DATASET EXTRACT
★ ★ ★ ★ ★ ★ ★

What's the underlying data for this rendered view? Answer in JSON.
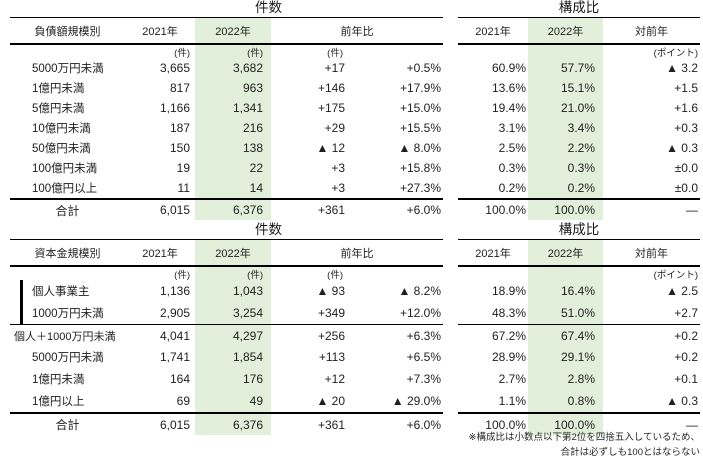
{
  "highlight_color": "#e2efda",
  "sections": [
    {
      "count": {
        "title": "件数",
        "header": {
          "category": "負債額規模別",
          "y2021": "2021年",
          "y2022": "2022年",
          "yoy": "前年比"
        },
        "units": {
          "u2021": "(件)",
          "u2022": "(件)",
          "udiff": "(件)"
        },
        "rows": [
          {
            "label": "5000万円未満",
            "v2021": "3,665",
            "v2022": "3,682",
            "diff": "+17",
            "pct": "+0.5%"
          },
          {
            "label": "1億円未満",
            "v2021": "817",
            "v2022": "963",
            "diff": "+146",
            "pct": "+17.9%"
          },
          {
            "label": "5億円未満",
            "v2021": "1,166",
            "v2022": "1,341",
            "diff": "+175",
            "pct": "+15.0%"
          },
          {
            "label": "10億円未満",
            "v2021": "187",
            "v2022": "216",
            "diff": "+29",
            "pct": "+15.5%"
          },
          {
            "label": "50億円未満",
            "v2021": "150",
            "v2022": "138",
            "diff": "▲ 12",
            "pct": "▲ 8.0%"
          },
          {
            "label": "100億円未満",
            "v2021": "19",
            "v2022": "22",
            "diff": "+3",
            "pct": "+15.8%"
          },
          {
            "label": "100億円以上",
            "v2021": "11",
            "v2022": "14",
            "diff": "+3",
            "pct": "+27.3%"
          }
        ],
        "total": {
          "label": "合計",
          "v2021": "6,015",
          "v2022": "6,376",
          "diff": "+361",
          "pct": "+6.0%"
        }
      },
      "ratio": {
        "title": "構成比",
        "header": {
          "y2021": "2021年",
          "y2022": "2022年",
          "yoy": "対前年"
        },
        "units": {
          "udiff": "(ポイント)"
        },
        "rows": [
          {
            "r2021": "60.9%",
            "r2022": "57.7%",
            "diff": "▲ 3.2"
          },
          {
            "r2021": "13.6%",
            "r2022": "15.1%",
            "diff": "+1.5"
          },
          {
            "r2021": "19.4%",
            "r2022": "21.0%",
            "diff": "+1.6"
          },
          {
            "r2021": "3.1%",
            "r2022": "3.4%",
            "diff": "+0.3"
          },
          {
            "r2021": "2.5%",
            "r2022": "2.2%",
            "diff": "▲ 0.3"
          },
          {
            "r2021": "0.3%",
            "r2022": "0.3%",
            "diff": "±0.0"
          },
          {
            "r2021": "0.2%",
            "r2022": "0.2%",
            "diff": "±0.0"
          }
        ],
        "total": {
          "r2021": "100.0%",
          "r2022": "100.0%",
          "diff": "—"
        }
      }
    },
    {
      "count": {
        "title": "件数",
        "header": {
          "category": "資本金規模別",
          "y2021": "2021年",
          "y2022": "2022年",
          "yoy": "前年比"
        },
        "units": {
          "u2021": "(件)",
          "u2022": "(件)",
          "udiff": "(件)"
        },
        "rows": [
          {
            "label": "個人事業主",
            "v2021": "1,136",
            "v2022": "1,043",
            "diff": "▲ 93",
            "pct": "▲ 8.2%",
            "style": "bracket"
          },
          {
            "label": "1000万円未満",
            "v2021": "2,905",
            "v2022": "3,254",
            "diff": "+349",
            "pct": "+12.0%",
            "style": "bracket"
          },
          {
            "label": "個人＋1000万円未満",
            "v2021": "4,041",
            "v2022": "4,297",
            "diff": "+256",
            "pct": "+6.3%",
            "style": "subtotal"
          },
          {
            "label": "5000万円未満",
            "v2021": "1,741",
            "v2022": "1,854",
            "diff": "+113",
            "pct": "+6.5%"
          },
          {
            "label": "1億円未満",
            "v2021": "164",
            "v2022": "176",
            "diff": "+12",
            "pct": "+7.3%"
          },
          {
            "label": "1億円以上",
            "v2021": "69",
            "v2022": "49",
            "diff": "▲ 20",
            "pct": "▲ 29.0%"
          }
        ],
        "total": {
          "label": "合計",
          "v2021": "6,015",
          "v2022": "6,376",
          "diff": "+361",
          "pct": "+6.0%"
        }
      },
      "ratio": {
        "title": "構成比",
        "header": {
          "y2021": "2021年",
          "y2022": "2022年",
          "yoy": "対前年"
        },
        "units": {
          "udiff": "(ポイント)"
        },
        "rows": [
          {
            "r2021": "18.9%",
            "r2022": "16.4%",
            "diff": "▲ 2.5"
          },
          {
            "r2021": "48.3%",
            "r2022": "51.0%",
            "diff": "+2.7"
          },
          {
            "r2021": "67.2%",
            "r2022": "67.4%",
            "diff": "+0.2",
            "style": "subtotal"
          },
          {
            "r2021": "28.9%",
            "r2022": "29.1%",
            "diff": "+0.2"
          },
          {
            "r2021": "2.7%",
            "r2022": "2.8%",
            "diff": "+0.1"
          },
          {
            "r2021": "1.1%",
            "r2022": "0.8%",
            "diff": "▲ 0.3"
          }
        ],
        "total": {
          "r2021": "100.0%",
          "r2022": "100.0%",
          "diff": "—"
        }
      }
    }
  ],
  "footnote": {
    "line1": "※構成比は小数点以下第2位を四捨五入しているため、",
    "line2": "合計は必ずしも100とはならない"
  }
}
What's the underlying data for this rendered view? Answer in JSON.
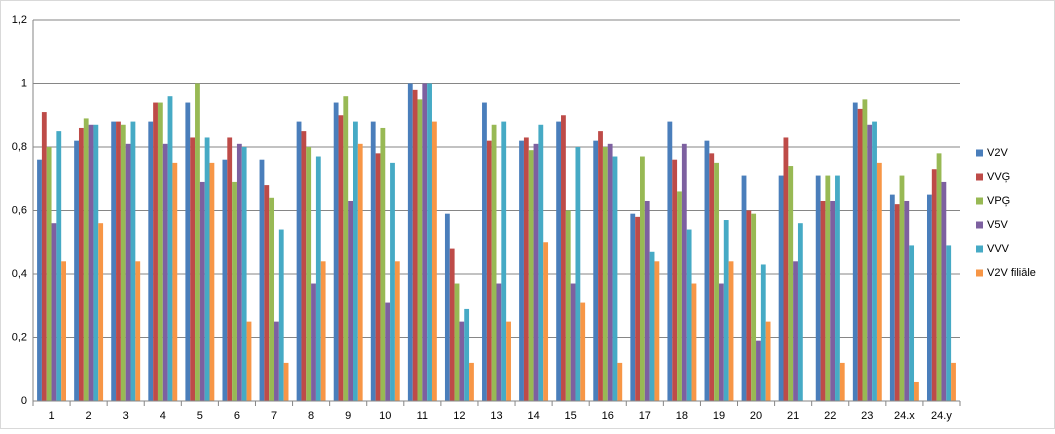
{
  "chart_data": {
    "type": "bar",
    "categories": [
      "1",
      "2",
      "3",
      "4",
      "5",
      "6",
      "7",
      "8",
      "9",
      "10",
      "11",
      "12",
      "13",
      "14",
      "15",
      "16",
      "17",
      "18",
      "19",
      "20",
      "21",
      "22",
      "23",
      "24.x",
      "24.y"
    ],
    "series": [
      {
        "name": "V2V",
        "color": "#4a7ebb",
        "values": [
          0.76,
          0.82,
          0.88,
          0.88,
          0.94,
          0.76,
          0.76,
          0.88,
          0.94,
          0.88,
          1.0,
          0.59,
          0.94,
          0.82,
          0.88,
          0.82,
          0.59,
          0.88,
          0.82,
          0.71,
          0.71,
          0.71,
          0.94,
          0.65,
          0.65
        ]
      },
      {
        "name": "VVĢ",
        "color": "#be4b48",
        "values": [
          0.91,
          0.86,
          0.88,
          0.94,
          0.83,
          0.83,
          0.68,
          0.85,
          0.9,
          0.78,
          0.98,
          0.48,
          0.82,
          0.83,
          0.9,
          0.85,
          0.58,
          0.76,
          0.78,
          0.6,
          0.83,
          0.63,
          0.92,
          0.62,
          0.73
        ]
      },
      {
        "name": "VPĢ",
        "color": "#98b954",
        "values": [
          0.8,
          0.89,
          0.87,
          0.94,
          1.0,
          0.69,
          0.64,
          0.8,
          0.96,
          0.86,
          0.95,
          0.37,
          0.87,
          0.79,
          0.6,
          0.8,
          0.77,
          0.66,
          0.75,
          0.59,
          0.74,
          0.71,
          0.95,
          0.71,
          0.78
        ]
      },
      {
        "name": "V5V",
        "color": "#7d60a0",
        "values": [
          0.56,
          0.87,
          0.81,
          0.81,
          0.69,
          0.81,
          0.25,
          0.37,
          0.63,
          0.31,
          1.0,
          0.25,
          0.37,
          0.81,
          0.37,
          0.81,
          0.63,
          0.81,
          0.37,
          0.19,
          0.44,
          0.63,
          0.87,
          0.63,
          0.69
        ]
      },
      {
        "name": "VVV",
        "color": "#46aac5",
        "values": [
          0.85,
          0.87,
          0.88,
          0.96,
          0.83,
          0.8,
          0.54,
          0.77,
          0.88,
          0.75,
          1.0,
          0.29,
          0.88,
          0.87,
          0.8,
          0.77,
          0.47,
          0.54,
          0.57,
          0.43,
          0.56,
          0.71,
          0.88,
          0.49,
          0.49
        ]
      },
      {
        "name": "V2V filiāle",
        "color": "#f79646",
        "values": [
          0.44,
          0.56,
          0.44,
          0.75,
          0.75,
          0.25,
          0.12,
          0.44,
          0.81,
          0.44,
          0.88,
          0.12,
          0.25,
          0.5,
          0.31,
          0.12,
          0.44,
          0.37,
          0.44,
          0.25,
          0,
          0.12,
          0.75,
          0.06,
          0.12
        ]
      }
    ],
    "ylim": [
      0,
      1.2
    ],
    "yticks": [
      0,
      {
        "value": 0.2,
        "label": "0,2"
      },
      {
        "value": 0.4,
        "label": "0,4"
      },
      {
        "value": 0.6,
        "label": "0,6"
      },
      {
        "value": 0.8,
        "label": "0,8"
      },
      1,
      {
        "value": 1.2,
        "label": "1,2"
      }
    ],
    "grid": true,
    "legend": "right"
  }
}
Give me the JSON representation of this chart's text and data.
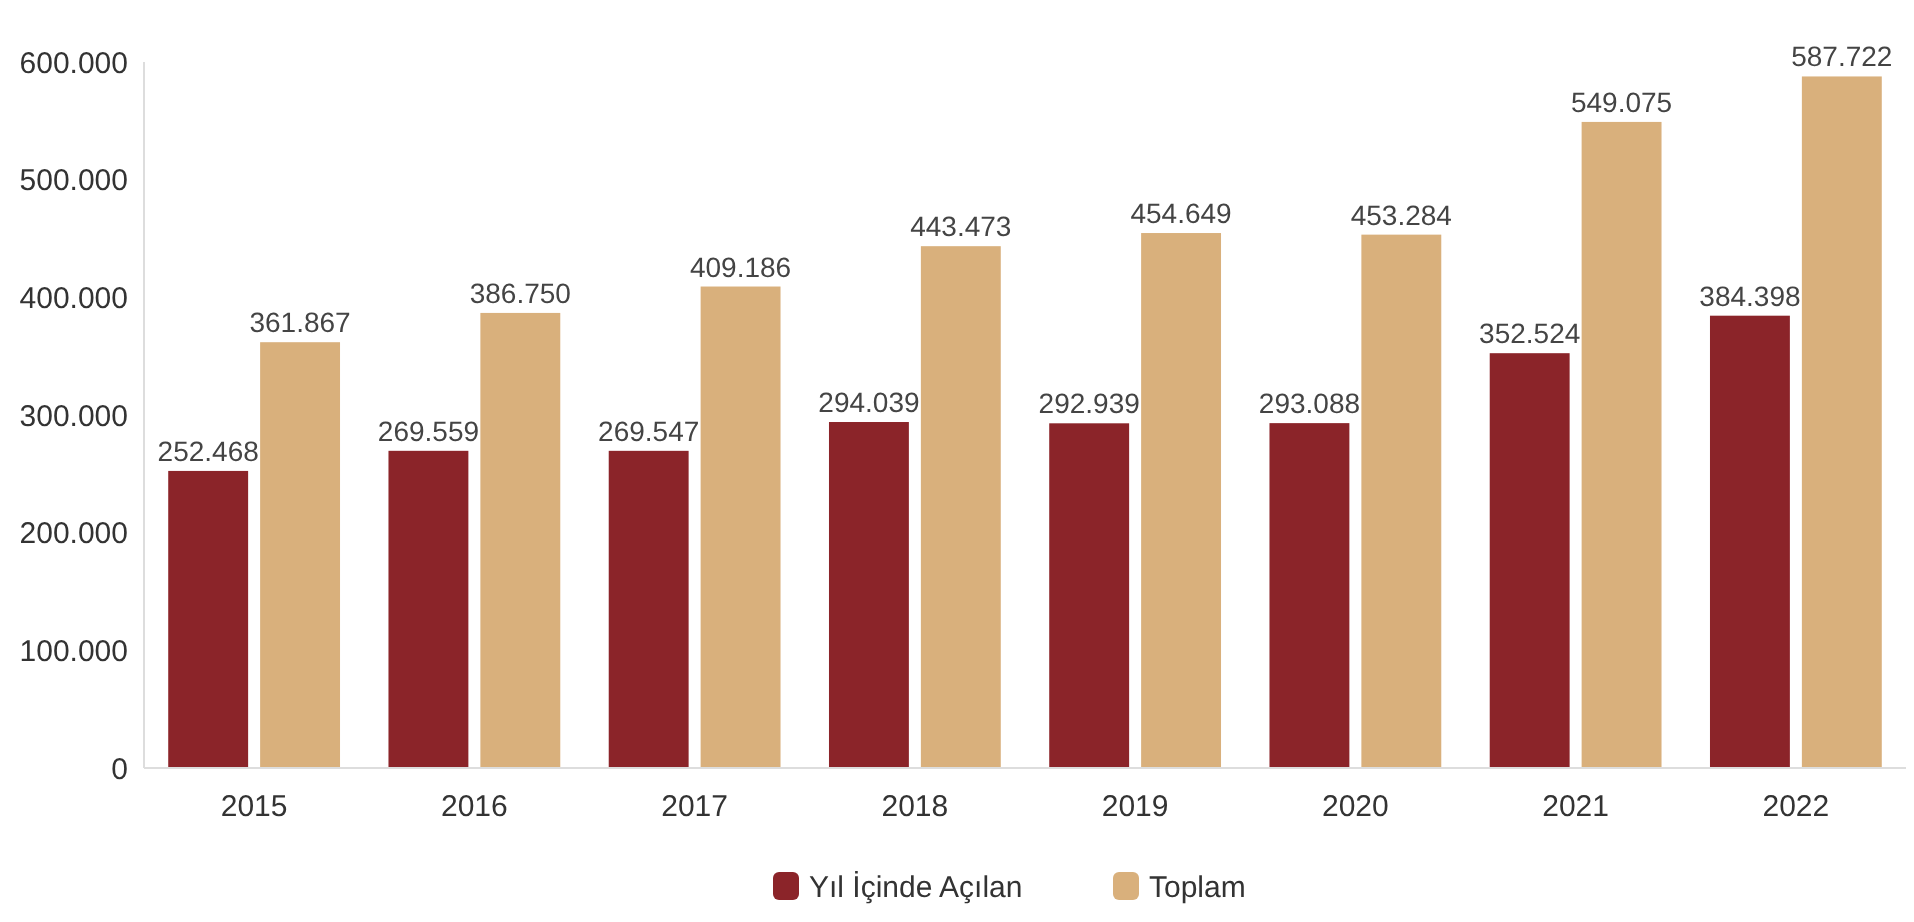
{
  "chart_data": {
    "type": "bar",
    "categories": [
      "2015",
      "2016",
      "2017",
      "2018",
      "2019",
      "2020",
      "2021",
      "2022"
    ],
    "series": [
      {
        "name": "Yıl İçinde Açılan",
        "color": "#8b2429",
        "values": [
          252468,
          269559,
          269547,
          294039,
          292939,
          293088,
          352524,
          384398
        ],
        "value_labels": [
          "252.468",
          "269.559",
          "269.547",
          "294.039",
          "292.939",
          "293.088",
          "352.524",
          "384.398"
        ]
      },
      {
        "name": "Toplam",
        "color": "#d9b07c",
        "values": [
          361867,
          386750,
          409186,
          443473,
          454649,
          453284,
          549075,
          587722
        ],
        "value_labels": [
          "361.867",
          "386.750",
          "409.186",
          "443.473",
          "454.649",
          "453.284",
          "549.075",
          "587.722"
        ]
      }
    ],
    "ylim": [
      0,
      600000
    ],
    "yticks": [
      {
        "value": 0,
        "label": "0"
      },
      {
        "value": 100000,
        "label": "100.000"
      },
      {
        "value": 200000,
        "label": "200.000"
      },
      {
        "value": 300000,
        "label": "300.000"
      },
      {
        "value": 400000,
        "label": "400.000"
      },
      {
        "value": 500000,
        "label": "500.000"
      },
      {
        "value": 600000,
        "label": "600.000"
      }
    ],
    "grid": false,
    "legend": "bottom"
  }
}
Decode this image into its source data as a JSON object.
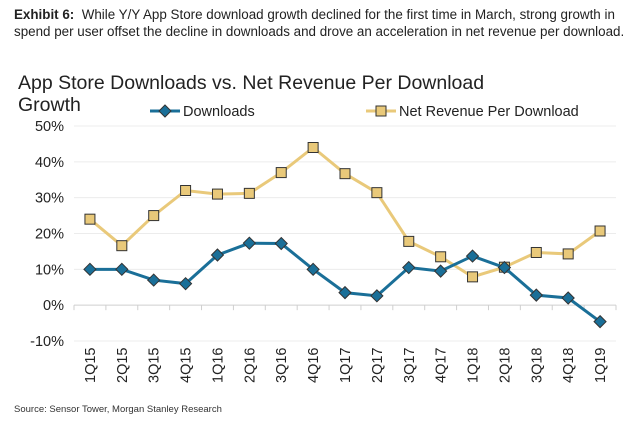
{
  "caption": {
    "label": "Exhibit 6:",
    "text": "While Y/Y App Store download growth declined for the first time in March, strong growth in spend per user offset the decline in downloads and drove an acceleration in net revenue per download."
  },
  "source": "Source: Sensor Tower, Morgan Stanley Research",
  "chart_data": {
    "type": "line",
    "title": "App Store Downloads vs. Net Revenue Per Download Growth",
    "categories": [
      "1Q15",
      "2Q15",
      "3Q15",
      "4Q15",
      "1Q16",
      "2Q16",
      "3Q16",
      "4Q16",
      "1Q17",
      "2Q17",
      "3Q17",
      "4Q17",
      "1Q18",
      "2Q18",
      "3Q18",
      "4Q18",
      "1Q19"
    ],
    "series": [
      {
        "name": "Downloads",
        "color": "#1a6f98",
        "marker": "diamond",
        "values": [
          10,
          10,
          7,
          6,
          14,
          17.3,
          17.2,
          10,
          3.5,
          2.6,
          10.5,
          9.5,
          13.7,
          10.5,
          2.8,
          2,
          -4.6
        ]
      },
      {
        "name": "Net Revenue Per Download",
        "color": "#e9c97a",
        "marker": "square",
        "values": [
          24,
          16.6,
          25,
          32,
          31,
          31.2,
          37,
          44,
          36.7,
          31.4,
          17.8,
          13.5,
          7.9,
          10.6,
          14.7,
          14.3,
          20.7
        ]
      }
    ],
    "ylim": [
      -10,
      50
    ],
    "yticks": [
      "-10%",
      "0%",
      "10%",
      "20%",
      "30%",
      "40%",
      "50%"
    ],
    "grid": true,
    "legend": "top"
  }
}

★ ★ ★ ★ ★ ★ ★

GIVEN PROBLEM
Retype the line containing "Decode this image" and all lines after it through the end of the material, exactly and only those, leaving out pictures.

SOLVED EXERCISE
Decode this image into its source data as a JSON object.
{
  "caption": {
    "label": "Exhibit 6:",
    "text": "While Y/Y App Store download growth declined for the first time in March, strong growth in spend per user offset the decline in downloads and drove an acceleration in net revenue per download."
  },
  "source": "Source: Sensor Tower, Morgan Stanley Research",
  "chart_data": {
    "type": "line",
    "title": "App Store Downloads vs. Net Revenue Per Download Growth",
    "categories": [
      "1Q15",
      "2Q15",
      "3Q15",
      "4Q15",
      "1Q16",
      "2Q16",
      "3Q16",
      "4Q16",
      "1Q17",
      "2Q17",
      "3Q17",
      "4Q17",
      "1Q18",
      "2Q18",
      "3Q18",
      "4Q18",
      "1Q19"
    ],
    "series": [
      {
        "name": "Downloads",
        "color": "#1a6f98",
        "marker": "diamond",
        "values": [
          10,
          10,
          7,
          6,
          14,
          17.3,
          17.2,
          10,
          3.5,
          2.6,
          10.5,
          9.5,
          13.7,
          10.5,
          2.8,
          2,
          -4.6
        ]
      },
      {
        "name": "Net Revenue Per Download",
        "color": "#e9c97a",
        "marker": "square",
        "values": [
          24,
          16.6,
          25,
          32,
          31,
          31.2,
          37,
          44,
          36.7,
          31.4,
          17.8,
          13.5,
          7.9,
          10.6,
          14.7,
          14.3,
          20.7
        ]
      }
    ],
    "ylim": [
      -10,
      50
    ],
    "yticks": [
      "-10%",
      "0%",
      "10%",
      "20%",
      "30%",
      "40%",
      "50%"
    ],
    "grid": true,
    "legend": "top"
  }
}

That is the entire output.